▶ Aim:
Set down the full listing exactly as given. Any pictures are to be left out.

* Begin The records *

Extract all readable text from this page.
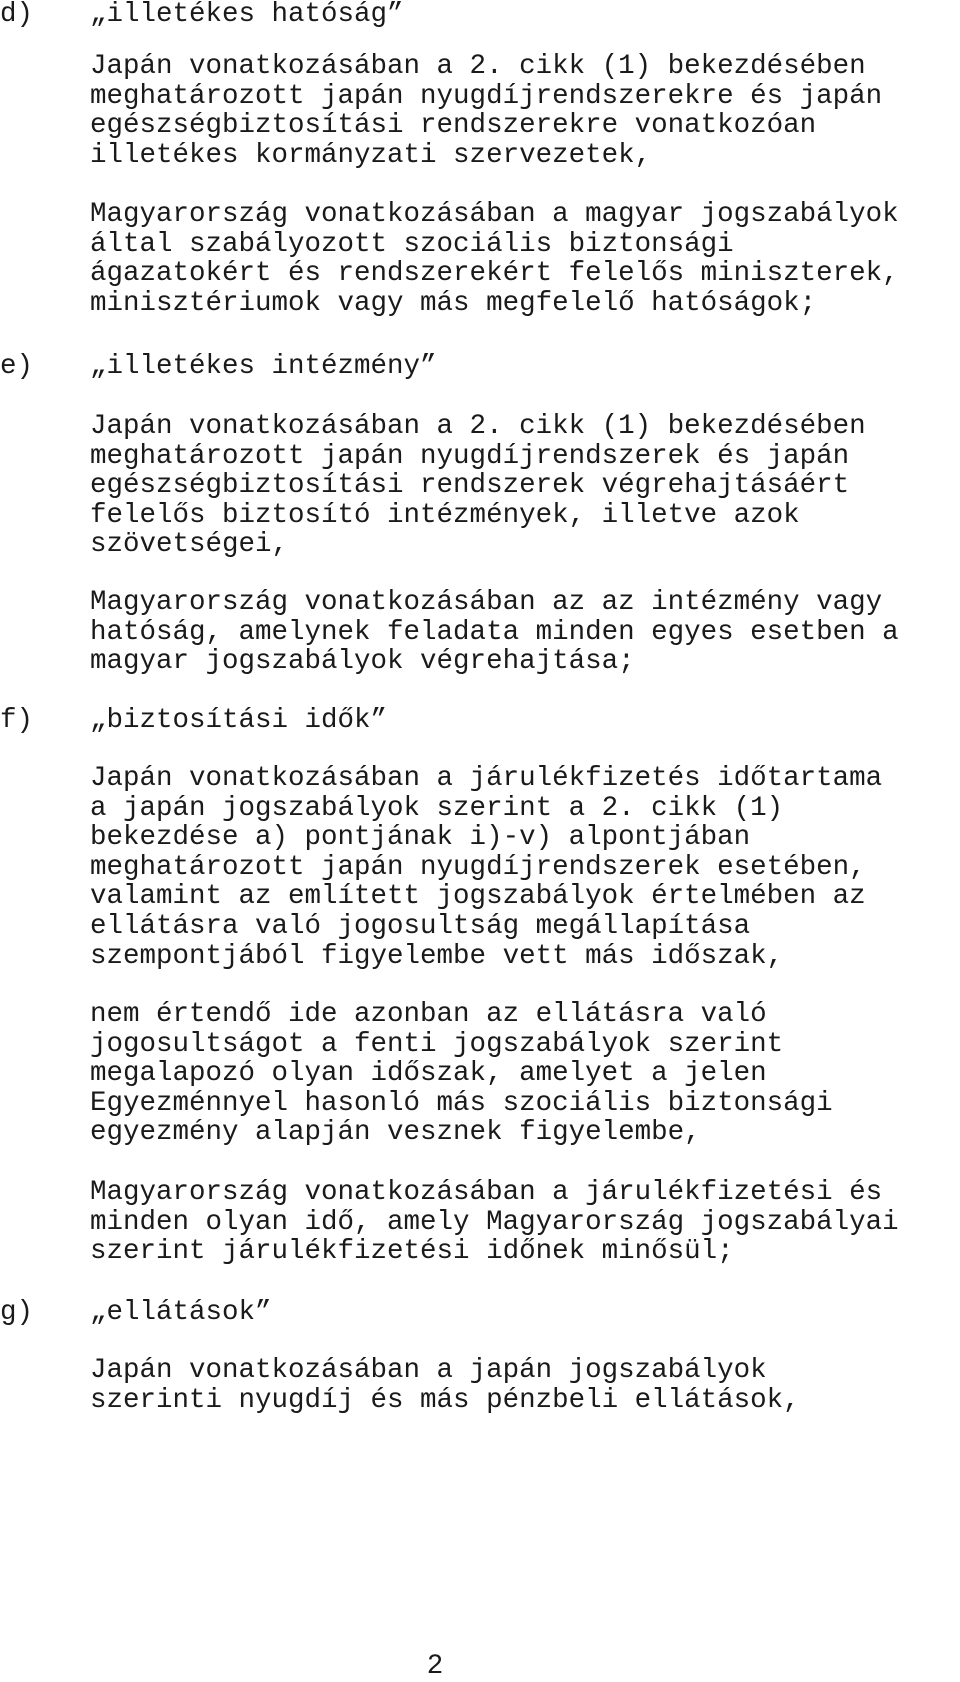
d) „illetékes hatóság”
Japán vonatkozásában a 2. cikk (1) bekezdésében
meghatározott japán nyugdíjrendszerekre és japán
egészségbiztosítási rendszerekre vonatkozóan
illetékes kormányzati szervezetek,
Magyarország vonatkozásában a magyar jogszabályok
által szabályozott szociális biztonsági
ágazatokért és rendszerekért felelős miniszterek,
minisztériumok vagy más megfelelő hatóságok;
e) „illetékes intézmény”
Japán vonatkozásában a 2. cikk (1) bekezdésében
meghatározott japán nyugdíjrendszerek és japán
egészségbiztosítási rendszerek végrehajtásáért
felelős biztosító intézmények, illetve azok
szövetségei,
Magyarország vonatkozásában az az intézmény vagy
hatóság, amelynek feladata minden egyes esetben a
magyar jogszabályok végrehajtása;
f) „biztosítási idők”
Japán vonatkozásában a járulékfizetés időtartama
a japán jogszabályok szerint a 2. cikk (1)
bekezdése a) pontjának i)-v) alpontjában
meghatározott japán nyugdíjrendszerek esetében,
valamint az említett jogszabályok értelmében az
ellátásra való jogosultság megállapítása
szempontjából figyelembe vett más időszak,
nem értendő ide azonban az ellátásra való
jogosultságot a fenti jogszabályok szerint
megalapozó olyan időszak, amelyet a jelen
Egyezménnyel hasonló más szociális biztonsági
egyezmény alapján vesznek figyelembe,
Magyarország vonatkozásában a járulékfizetési és
minden olyan idő, amely Magyarország jogszabályai
szerint járulékfizetési időnek minősül;
g) „ellátások”
Japán vonatkozásában a japán jogszabályok
szerinti nyugdíj és más pénzbeli ellátások,
2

* End The records *

▶ Correct result:
Extract all readable text from this page.
d) „illetékes hatóság”
Japán vonatkozásában a 2. cikk (1) bekezdésében
meghatározott japán nyugdíjrendszerekre és japán
egészségbiztosítási rendszerekre vonatkozóan
illetékes kormányzati szervezetek,
Magyarország vonatkozásában a magyar jogszabályok
által szabályozott szociális biztonsági
ágazatokért és rendszerekért felelős miniszterek,
minisztériumok vagy más megfelelő hatóságok;
e) „illetékes intézmény”
Japán vonatkozásában a 2. cikk (1) bekezdésében
meghatározott japán nyugdíjrendszerek és japán
egészségbiztosítási rendszerek végrehajtásáért
felelős biztosító intézmények, illetve azok
szövetségei,
Magyarország vonatkozásában az az intézmény vagy
hatóság, amelynek feladata minden egyes esetben a
magyar jogszabályok végrehajtása;
f) „biztosítási idők”
Japán vonatkozásában a járulékfizetés időtartama
a japán jogszabályok szerint a 2. cikk (1)
bekezdése a) pontjának i)-v) alpontjában
meghatározott japán nyugdíjrendszerek esetében,
valamint az említett jogszabályok értelmében az
ellátásra való jogosultság megállapítása
szempontjából figyelembe vett más időszak,
nem értendő ide azonban az ellátásra való
jogosultságot a fenti jogszabályok szerint
megalapozó olyan időszak, amelyet a jelen
Egyezménnyel hasonló más szociális biztonsági
egyezmény alapján vesznek figyelembe,
Magyarország vonatkozásában a járulékfizetési és
minden olyan idő, amely Magyarország jogszabályai
szerint járulékfizetési időnek minősül;
g) „ellátások”
Japán vonatkozásában a japán jogszabályok
szerinti nyugdíj és más pénzbeli ellátások,
2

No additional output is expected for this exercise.